(Collected data)
— Start —

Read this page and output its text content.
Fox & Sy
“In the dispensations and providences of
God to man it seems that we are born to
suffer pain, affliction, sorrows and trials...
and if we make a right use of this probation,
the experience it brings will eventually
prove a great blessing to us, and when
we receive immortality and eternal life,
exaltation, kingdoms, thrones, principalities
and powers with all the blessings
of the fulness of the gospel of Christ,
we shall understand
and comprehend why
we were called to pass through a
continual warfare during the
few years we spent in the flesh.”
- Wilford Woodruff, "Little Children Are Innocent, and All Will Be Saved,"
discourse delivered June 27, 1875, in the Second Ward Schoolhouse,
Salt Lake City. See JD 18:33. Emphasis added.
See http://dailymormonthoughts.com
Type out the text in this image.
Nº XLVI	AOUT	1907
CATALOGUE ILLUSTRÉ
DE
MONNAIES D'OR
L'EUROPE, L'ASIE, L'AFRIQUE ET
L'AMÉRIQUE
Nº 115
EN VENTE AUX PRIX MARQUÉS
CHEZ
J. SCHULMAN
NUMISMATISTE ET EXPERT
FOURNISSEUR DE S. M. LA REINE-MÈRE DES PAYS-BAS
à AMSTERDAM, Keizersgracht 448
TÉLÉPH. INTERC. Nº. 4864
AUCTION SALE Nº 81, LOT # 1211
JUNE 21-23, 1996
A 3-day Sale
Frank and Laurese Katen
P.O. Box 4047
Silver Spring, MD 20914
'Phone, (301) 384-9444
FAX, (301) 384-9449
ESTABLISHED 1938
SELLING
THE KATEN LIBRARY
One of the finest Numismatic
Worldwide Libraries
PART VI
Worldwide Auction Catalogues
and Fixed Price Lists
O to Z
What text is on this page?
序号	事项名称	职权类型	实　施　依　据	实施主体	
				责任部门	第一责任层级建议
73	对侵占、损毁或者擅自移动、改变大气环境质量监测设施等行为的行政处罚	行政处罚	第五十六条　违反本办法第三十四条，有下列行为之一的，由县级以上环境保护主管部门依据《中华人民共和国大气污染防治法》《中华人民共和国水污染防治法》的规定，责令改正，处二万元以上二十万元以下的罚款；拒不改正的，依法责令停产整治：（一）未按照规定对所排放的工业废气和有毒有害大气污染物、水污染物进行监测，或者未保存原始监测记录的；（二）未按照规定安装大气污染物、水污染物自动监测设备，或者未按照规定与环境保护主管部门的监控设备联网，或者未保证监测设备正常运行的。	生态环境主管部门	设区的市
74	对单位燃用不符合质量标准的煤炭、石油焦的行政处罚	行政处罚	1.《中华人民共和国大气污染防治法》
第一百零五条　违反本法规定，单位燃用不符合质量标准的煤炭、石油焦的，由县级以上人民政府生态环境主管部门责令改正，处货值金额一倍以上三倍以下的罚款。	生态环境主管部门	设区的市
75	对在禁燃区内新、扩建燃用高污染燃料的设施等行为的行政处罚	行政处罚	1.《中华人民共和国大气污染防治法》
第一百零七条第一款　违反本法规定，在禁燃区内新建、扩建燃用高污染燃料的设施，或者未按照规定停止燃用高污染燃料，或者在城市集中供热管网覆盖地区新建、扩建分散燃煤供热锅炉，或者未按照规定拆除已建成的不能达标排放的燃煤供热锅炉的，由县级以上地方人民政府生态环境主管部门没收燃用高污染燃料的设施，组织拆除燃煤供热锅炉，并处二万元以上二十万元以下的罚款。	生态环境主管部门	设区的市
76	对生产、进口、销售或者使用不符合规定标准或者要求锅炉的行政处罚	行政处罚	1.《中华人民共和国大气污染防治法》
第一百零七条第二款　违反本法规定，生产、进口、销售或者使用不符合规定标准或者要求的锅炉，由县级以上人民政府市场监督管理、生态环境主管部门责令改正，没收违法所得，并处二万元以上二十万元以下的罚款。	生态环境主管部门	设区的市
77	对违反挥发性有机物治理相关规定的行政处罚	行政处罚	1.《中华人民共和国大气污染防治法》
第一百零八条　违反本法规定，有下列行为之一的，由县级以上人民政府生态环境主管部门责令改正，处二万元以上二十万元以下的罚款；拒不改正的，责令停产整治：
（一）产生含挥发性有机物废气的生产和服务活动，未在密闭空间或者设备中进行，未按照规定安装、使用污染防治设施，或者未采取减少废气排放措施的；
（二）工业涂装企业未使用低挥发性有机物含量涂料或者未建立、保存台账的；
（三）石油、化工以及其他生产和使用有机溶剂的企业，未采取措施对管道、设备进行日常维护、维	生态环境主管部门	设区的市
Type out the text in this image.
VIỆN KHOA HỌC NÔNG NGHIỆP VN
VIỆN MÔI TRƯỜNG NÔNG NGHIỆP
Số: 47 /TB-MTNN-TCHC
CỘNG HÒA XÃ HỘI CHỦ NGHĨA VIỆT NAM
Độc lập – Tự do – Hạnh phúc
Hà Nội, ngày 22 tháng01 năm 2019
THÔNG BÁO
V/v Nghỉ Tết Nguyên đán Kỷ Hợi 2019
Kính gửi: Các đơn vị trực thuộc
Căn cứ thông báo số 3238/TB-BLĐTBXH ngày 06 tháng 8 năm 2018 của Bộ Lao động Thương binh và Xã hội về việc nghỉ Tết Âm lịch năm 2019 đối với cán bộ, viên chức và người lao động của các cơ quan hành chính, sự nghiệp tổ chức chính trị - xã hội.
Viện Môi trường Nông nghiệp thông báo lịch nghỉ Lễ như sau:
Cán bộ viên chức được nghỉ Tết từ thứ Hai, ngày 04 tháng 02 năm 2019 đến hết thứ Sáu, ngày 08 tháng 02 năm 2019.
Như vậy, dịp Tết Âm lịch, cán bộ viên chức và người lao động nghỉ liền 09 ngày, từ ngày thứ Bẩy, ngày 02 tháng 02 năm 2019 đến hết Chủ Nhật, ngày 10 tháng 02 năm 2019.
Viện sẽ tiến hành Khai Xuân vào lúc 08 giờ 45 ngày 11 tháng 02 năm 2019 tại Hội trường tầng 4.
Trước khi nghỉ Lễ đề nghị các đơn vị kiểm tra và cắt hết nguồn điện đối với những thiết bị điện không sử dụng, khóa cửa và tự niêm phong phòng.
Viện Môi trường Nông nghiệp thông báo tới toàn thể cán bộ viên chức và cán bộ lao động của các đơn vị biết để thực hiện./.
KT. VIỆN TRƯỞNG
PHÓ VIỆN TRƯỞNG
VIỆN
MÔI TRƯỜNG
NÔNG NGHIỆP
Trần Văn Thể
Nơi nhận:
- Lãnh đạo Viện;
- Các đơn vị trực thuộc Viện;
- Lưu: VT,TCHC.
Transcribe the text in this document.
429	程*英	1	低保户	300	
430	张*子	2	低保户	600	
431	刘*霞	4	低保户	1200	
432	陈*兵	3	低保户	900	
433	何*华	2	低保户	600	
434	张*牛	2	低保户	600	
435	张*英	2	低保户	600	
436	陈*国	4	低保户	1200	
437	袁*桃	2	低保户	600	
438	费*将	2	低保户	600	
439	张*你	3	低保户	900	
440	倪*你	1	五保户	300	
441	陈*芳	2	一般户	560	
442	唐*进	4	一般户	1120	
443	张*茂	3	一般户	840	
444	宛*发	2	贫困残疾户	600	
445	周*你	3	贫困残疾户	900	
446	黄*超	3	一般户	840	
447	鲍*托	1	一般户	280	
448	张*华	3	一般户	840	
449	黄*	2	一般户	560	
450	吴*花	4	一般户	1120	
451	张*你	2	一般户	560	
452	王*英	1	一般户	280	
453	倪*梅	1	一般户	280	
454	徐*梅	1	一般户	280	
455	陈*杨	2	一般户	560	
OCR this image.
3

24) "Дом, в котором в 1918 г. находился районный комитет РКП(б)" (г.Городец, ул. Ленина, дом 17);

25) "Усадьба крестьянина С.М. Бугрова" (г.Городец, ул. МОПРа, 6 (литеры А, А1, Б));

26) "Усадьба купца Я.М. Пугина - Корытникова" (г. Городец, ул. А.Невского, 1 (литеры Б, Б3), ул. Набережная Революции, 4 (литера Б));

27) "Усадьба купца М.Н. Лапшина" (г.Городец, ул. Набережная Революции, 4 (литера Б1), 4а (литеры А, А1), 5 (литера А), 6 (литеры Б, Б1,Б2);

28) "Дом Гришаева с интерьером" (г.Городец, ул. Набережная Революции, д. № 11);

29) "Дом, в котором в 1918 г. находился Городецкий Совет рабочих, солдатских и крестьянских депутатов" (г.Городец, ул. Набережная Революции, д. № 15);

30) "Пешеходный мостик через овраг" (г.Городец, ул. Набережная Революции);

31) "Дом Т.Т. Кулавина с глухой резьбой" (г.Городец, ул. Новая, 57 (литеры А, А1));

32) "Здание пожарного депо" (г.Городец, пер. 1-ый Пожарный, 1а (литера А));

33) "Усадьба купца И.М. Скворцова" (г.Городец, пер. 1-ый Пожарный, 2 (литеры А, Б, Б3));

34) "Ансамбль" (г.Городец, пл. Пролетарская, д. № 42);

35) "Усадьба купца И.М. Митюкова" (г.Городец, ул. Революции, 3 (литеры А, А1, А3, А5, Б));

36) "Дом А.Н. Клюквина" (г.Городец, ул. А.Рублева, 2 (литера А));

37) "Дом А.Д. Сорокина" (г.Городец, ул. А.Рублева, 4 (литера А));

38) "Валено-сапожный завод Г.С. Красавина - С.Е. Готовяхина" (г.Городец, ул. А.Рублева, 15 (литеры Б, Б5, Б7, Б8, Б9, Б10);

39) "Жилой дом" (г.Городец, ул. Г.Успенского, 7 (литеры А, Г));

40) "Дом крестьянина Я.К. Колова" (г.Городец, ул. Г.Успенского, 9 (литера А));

— End —

## WHAT THE TASK REQUIRES
Above are the records. Identify each line that contains the word "中华人民共和国大气污染防治法".

## WRITTEN ANSWER
73	对侵占、损毁或者擅自移动、改变大气环境质量监测设施等行为的行政处罚	行政处罚	第五十六条　违反本办法第三十四条，有下列行为之一的，由县级以上环境保护主管部门依据《中华人民共和国大气污染防治法》《中华人民共和国水污染防治法》的规定，责令改正，处二万元以上二十万元以下的罚款；拒不改正的，依法责令停产整治：（一）未按照规定对所排放的工业废气和有毒有害大气污染物、水污染物进行监测，或者未保存原始监测记录的；（二）未按照规定安装大气污染物、水污染物自动监测设备，或者未按照规定与环境保护主管部门的监控设备联网，或者未保证监测设备正常运行的。	生态环境主管部门	设区的市
74	对单位燃用不符合质量标准的煤炭、石油焦的行政处罚	行政处罚	1.《中华人民共和国大气污染防治法》
75	对在禁燃区内新、扩建燃用高污染燃料的设施等行为的行政处罚	行政处罚	1.《中华人民共和国大气污染防治法》
76	对生产、进口、销售或者使用不符合规定标准或者要求锅炉的行政处罚	行政处罚	1.《中华人民共和国大气污染防治法》
77	对违反挥发性有机物治理相关规定的行政处罚	行政处罚	1.《中华人民共和国大气污染防治法》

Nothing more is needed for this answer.